━━ INFORMATION PROVIDED ━━
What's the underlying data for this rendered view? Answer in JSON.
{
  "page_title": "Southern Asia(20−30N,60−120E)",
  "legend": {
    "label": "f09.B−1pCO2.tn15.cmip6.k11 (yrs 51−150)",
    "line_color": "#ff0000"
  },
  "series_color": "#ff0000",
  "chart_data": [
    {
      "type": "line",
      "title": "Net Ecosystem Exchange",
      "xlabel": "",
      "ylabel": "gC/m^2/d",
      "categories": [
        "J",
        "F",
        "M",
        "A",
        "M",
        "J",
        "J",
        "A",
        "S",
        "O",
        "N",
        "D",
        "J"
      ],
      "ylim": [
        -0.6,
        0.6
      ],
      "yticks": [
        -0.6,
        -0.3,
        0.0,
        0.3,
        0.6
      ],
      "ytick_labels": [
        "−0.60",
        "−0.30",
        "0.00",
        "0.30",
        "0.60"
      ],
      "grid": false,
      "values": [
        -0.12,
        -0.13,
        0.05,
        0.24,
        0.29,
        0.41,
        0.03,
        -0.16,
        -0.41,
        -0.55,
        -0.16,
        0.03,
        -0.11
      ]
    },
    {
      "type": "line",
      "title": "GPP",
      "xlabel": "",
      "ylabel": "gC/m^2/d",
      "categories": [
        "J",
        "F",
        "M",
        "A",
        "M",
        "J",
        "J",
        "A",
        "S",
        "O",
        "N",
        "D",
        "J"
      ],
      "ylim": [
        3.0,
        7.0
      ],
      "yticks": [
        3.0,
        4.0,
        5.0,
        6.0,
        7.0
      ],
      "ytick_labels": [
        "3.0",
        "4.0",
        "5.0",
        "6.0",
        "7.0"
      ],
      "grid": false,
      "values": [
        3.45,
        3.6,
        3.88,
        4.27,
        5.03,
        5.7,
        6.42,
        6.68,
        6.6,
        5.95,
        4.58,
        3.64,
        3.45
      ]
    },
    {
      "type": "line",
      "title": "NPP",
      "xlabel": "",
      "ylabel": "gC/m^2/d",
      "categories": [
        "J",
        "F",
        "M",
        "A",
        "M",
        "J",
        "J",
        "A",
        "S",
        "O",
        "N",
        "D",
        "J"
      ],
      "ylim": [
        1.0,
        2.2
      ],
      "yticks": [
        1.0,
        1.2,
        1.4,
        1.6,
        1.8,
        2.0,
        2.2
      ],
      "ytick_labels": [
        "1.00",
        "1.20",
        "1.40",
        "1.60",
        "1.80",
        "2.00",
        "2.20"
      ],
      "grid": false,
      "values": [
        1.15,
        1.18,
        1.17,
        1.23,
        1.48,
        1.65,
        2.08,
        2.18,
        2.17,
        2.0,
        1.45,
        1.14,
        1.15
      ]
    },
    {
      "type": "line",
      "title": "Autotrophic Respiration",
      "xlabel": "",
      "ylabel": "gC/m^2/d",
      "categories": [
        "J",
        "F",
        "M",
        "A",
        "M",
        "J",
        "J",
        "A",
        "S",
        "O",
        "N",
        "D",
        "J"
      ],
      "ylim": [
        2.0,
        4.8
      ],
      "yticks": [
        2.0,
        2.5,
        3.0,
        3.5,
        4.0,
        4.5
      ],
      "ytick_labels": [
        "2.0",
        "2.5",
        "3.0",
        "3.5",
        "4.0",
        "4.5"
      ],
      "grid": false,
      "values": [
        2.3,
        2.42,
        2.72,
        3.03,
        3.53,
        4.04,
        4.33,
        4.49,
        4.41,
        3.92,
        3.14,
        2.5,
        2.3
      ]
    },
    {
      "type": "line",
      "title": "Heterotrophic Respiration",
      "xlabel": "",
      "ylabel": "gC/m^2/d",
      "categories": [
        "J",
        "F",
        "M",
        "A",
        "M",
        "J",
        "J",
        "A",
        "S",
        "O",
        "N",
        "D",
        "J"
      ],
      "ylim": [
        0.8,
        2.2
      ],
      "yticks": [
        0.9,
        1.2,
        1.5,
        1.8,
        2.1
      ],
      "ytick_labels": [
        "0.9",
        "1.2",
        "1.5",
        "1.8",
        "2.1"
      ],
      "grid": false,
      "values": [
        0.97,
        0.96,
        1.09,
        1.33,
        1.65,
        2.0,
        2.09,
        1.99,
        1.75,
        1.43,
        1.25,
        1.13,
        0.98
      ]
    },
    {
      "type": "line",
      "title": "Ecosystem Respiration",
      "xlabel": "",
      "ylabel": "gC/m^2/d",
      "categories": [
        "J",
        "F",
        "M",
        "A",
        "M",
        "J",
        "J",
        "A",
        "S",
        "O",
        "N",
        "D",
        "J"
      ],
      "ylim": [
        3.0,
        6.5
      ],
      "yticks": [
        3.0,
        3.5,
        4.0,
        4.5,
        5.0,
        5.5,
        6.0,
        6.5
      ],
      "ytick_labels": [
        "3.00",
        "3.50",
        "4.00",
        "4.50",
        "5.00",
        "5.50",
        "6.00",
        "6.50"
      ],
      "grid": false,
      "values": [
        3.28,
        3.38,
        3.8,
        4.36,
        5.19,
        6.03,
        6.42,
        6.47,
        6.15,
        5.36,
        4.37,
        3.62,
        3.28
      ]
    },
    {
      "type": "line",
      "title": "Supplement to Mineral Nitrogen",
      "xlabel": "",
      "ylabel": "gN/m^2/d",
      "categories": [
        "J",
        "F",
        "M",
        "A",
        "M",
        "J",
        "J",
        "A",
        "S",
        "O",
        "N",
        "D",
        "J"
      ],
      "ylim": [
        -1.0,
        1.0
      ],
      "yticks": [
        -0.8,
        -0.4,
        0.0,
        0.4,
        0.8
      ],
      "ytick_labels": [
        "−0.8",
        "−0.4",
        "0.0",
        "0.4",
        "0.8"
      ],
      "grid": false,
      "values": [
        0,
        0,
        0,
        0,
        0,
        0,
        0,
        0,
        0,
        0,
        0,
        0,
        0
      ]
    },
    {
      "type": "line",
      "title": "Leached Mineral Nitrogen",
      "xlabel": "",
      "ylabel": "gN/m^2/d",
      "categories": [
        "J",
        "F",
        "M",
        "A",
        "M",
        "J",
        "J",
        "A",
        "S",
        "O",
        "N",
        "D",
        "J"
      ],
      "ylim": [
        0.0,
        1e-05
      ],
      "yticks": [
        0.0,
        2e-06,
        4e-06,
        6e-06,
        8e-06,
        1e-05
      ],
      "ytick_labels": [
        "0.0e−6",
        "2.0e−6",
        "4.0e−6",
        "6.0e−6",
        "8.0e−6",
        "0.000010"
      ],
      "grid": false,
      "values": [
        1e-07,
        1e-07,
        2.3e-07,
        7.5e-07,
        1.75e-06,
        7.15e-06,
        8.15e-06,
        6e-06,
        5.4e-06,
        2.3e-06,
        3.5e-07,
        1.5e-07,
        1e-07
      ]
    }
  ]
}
━━━
WHAT NEEDS TO BE DONE - Copy all lines of the material above where the string "Nitrogen" occurs.

SOLUTION -
      "title": "Supplement to Mineral Nitrogen",
      "title": "Leached Mineral Nitrogen",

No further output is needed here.